- _WHAT YOU HAVE TO DO_
Pictures do not belong in the copy. Return all of the entries exactly.

◇ ◇ ◇ ◇ ◇

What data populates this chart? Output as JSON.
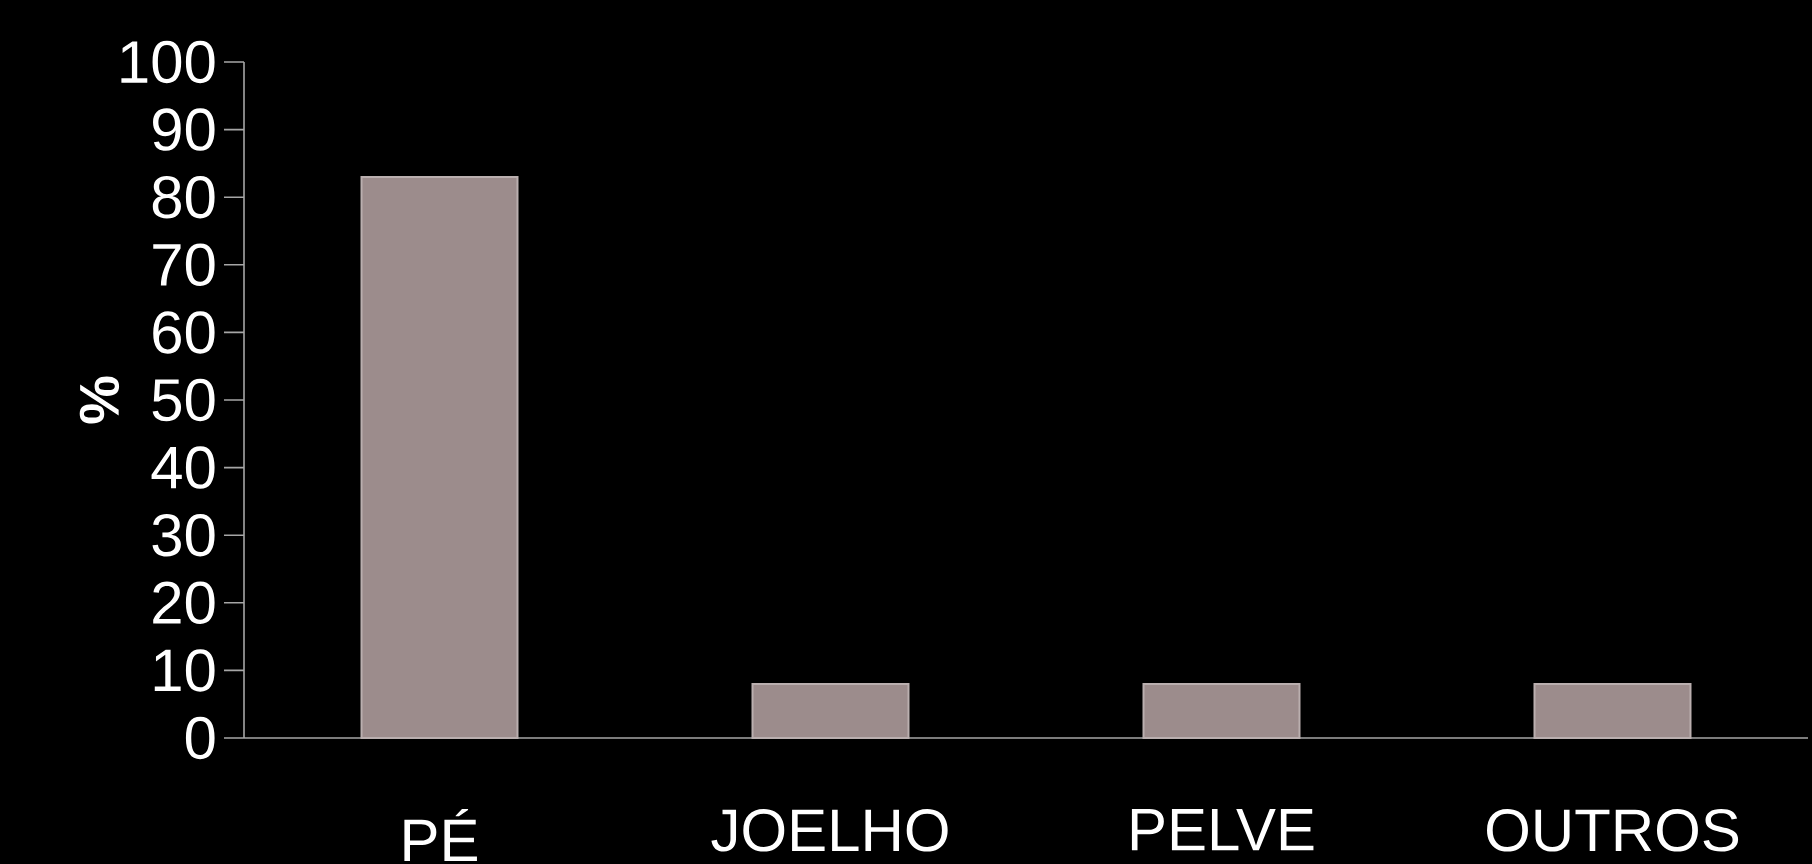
{
  "chart_data": {
    "type": "bar",
    "ylabel": "%",
    "categories": [
      "PÉ",
      "JOELHO",
      "PELVE",
      "OUTROS"
    ],
    "values": [
      83,
      8,
      8,
      8
    ],
    "color": "#9c8c8c",
    "ylim": [
      0,
      100
    ],
    "yticks": [
      0,
      10,
      20,
      30,
      40,
      50,
      60,
      70,
      80,
      90,
      100
    ]
  }
}
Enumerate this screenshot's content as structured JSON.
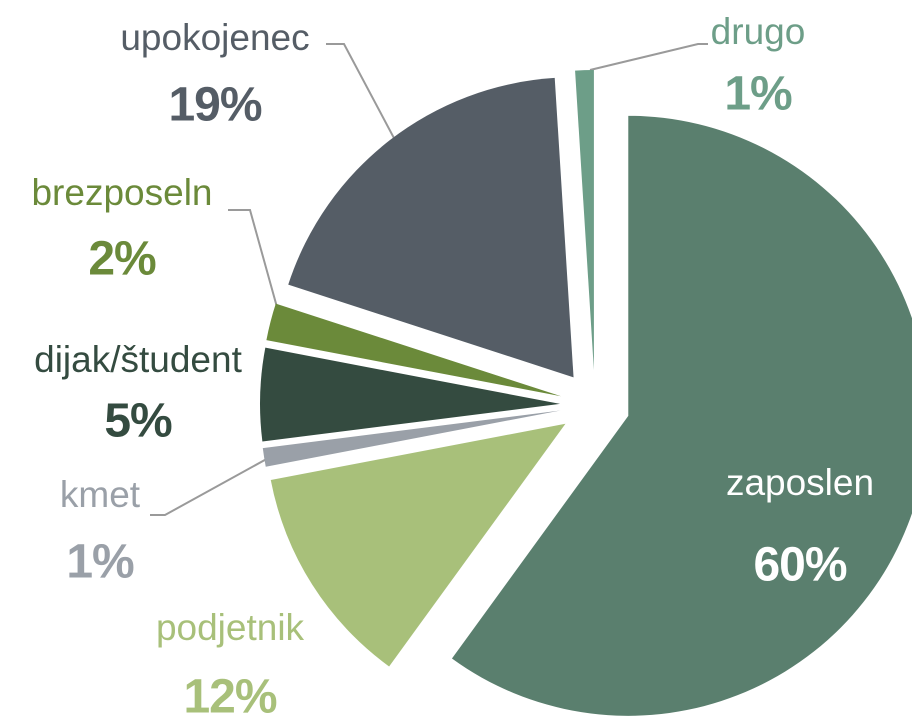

◇ ◇ ◇ ◇ ◇

- _WORKED SOLUTION_
What data populates this chart? Output as JSON.
{
  "chart_data": {
    "type": "bar",
    "ylabel": "%",
    "categories": [
      "PÉ",
      "JOELHO",
      "PELVE",
      "OUTROS"
    ],
    "values": [
      83,
      8,
      8,
      8
    ],
    "color": "#9c8c8c",
    "ylim": [
      0,
      100
    ],
    "yticks": [
      0,
      10,
      20,
      30,
      40,
      50,
      60,
      70,
      80,
      90,
      100
    ]
  }
}
Enumerate this screenshot's content as structured JSON.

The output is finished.